══ DATA EXTRACT
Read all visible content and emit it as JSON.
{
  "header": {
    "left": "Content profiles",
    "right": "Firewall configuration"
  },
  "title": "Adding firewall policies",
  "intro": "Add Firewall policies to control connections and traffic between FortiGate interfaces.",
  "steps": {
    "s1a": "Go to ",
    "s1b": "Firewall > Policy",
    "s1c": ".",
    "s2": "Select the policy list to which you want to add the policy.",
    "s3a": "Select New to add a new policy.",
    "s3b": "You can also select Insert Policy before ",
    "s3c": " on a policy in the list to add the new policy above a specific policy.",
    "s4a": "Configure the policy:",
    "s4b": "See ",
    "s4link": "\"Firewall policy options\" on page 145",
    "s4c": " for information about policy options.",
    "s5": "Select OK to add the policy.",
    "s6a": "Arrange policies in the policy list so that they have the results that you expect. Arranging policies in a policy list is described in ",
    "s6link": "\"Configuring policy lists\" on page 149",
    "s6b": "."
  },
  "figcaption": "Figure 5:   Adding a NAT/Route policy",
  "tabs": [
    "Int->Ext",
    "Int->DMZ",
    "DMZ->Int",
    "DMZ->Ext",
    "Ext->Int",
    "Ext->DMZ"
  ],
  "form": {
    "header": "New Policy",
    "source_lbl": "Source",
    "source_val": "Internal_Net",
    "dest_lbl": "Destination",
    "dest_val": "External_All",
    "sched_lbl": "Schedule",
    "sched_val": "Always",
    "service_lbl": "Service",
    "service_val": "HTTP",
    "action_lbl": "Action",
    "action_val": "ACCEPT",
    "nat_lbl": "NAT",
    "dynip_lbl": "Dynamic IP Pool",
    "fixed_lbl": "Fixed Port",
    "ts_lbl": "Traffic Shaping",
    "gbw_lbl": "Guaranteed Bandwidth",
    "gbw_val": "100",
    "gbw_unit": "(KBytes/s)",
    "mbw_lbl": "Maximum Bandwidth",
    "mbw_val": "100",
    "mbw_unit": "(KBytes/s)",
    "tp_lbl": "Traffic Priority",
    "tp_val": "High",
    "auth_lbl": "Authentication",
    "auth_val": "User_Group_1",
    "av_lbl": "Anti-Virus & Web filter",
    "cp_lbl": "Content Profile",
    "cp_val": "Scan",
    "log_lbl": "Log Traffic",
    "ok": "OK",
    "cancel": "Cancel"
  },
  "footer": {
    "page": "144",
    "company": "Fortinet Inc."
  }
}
════
- **TASK PROMPT**: Repeat the entries exactly, all of them.

- **SOLUTION TO THIS TASK**:
Read all visible content and emit it as JSON.
{
  "header": {
    "left": "Content profiles",
    "right": "Firewall configuration"
  },
  "title": "Adding firewall policies",
  "intro": "Add Firewall policies to control connections and traffic between FortiGate interfaces.",
  "steps": {
    "s1a": "Go to ",
    "s1b": "Firewall > Policy",
    "s1c": ".",
    "s2": "Select the policy list to which you want to add the policy.",
    "s3a": "Select New to add a new policy.",
    "s3b": "You can also select Insert Policy before ",
    "s3c": " on a policy in the list to add the new policy above a specific policy.",
    "s4a": "Configure the policy:",
    "s4b": "See ",
    "s4link": "\"Firewall policy options\" on page 145",
    "s4c": " for information about policy options.",
    "s5": "Select OK to add the policy.",
    "s6a": "Arrange policies in the policy list so that they have the results that you expect. Arranging policies in a policy list is described in ",
    "s6link": "\"Configuring policy lists\" on page 149",
    "s6b": "."
  },
  "figcaption": "Figure 5:   Adding a NAT/Route policy",
  "tabs": [
    "Int->Ext",
    "Int->DMZ",
    "DMZ->Int",
    "DMZ->Ext",
    "Ext->Int",
    "Ext->DMZ"
  ],
  "form": {
    "header": "New Policy",
    "source_lbl": "Source",
    "source_val": "Internal_Net",
    "dest_lbl": "Destination",
    "dest_val": "External_All",
    "sched_lbl": "Schedule",
    "sched_val": "Always",
    "service_lbl": "Service",
    "service_val": "HTTP",
    "action_lbl": "Action",
    "action_val": "ACCEPT",
    "nat_lbl": "NAT",
    "dynip_lbl": "Dynamic IP Pool",
    "fixed_lbl": "Fixed Port",
    "ts_lbl": "Traffic Shaping",
    "gbw_lbl": "Guaranteed Bandwidth",
    "gbw_val": "100",
    "gbw_unit": "(KBytes/s)",
    "mbw_lbl": "Maximum Bandwidth",
    "mbw_val": "100",
    "mbw_unit": "(KBytes/s)",
    "tp_lbl": "Traffic Priority",
    "tp_val": "High",
    "auth_lbl": "Authentication",
    "auth_val": "User_Group_1",
    "av_lbl": "Anti-Virus & Web filter",
    "cp_lbl": "Content Profile",
    "cp_val": "Scan",
    "log_lbl": "Log Traffic",
    "ok": "OK",
    "cancel": "Cancel"
  },
  "footer": {
    "page": "144",
    "company": "Fortinet Inc."
  }
}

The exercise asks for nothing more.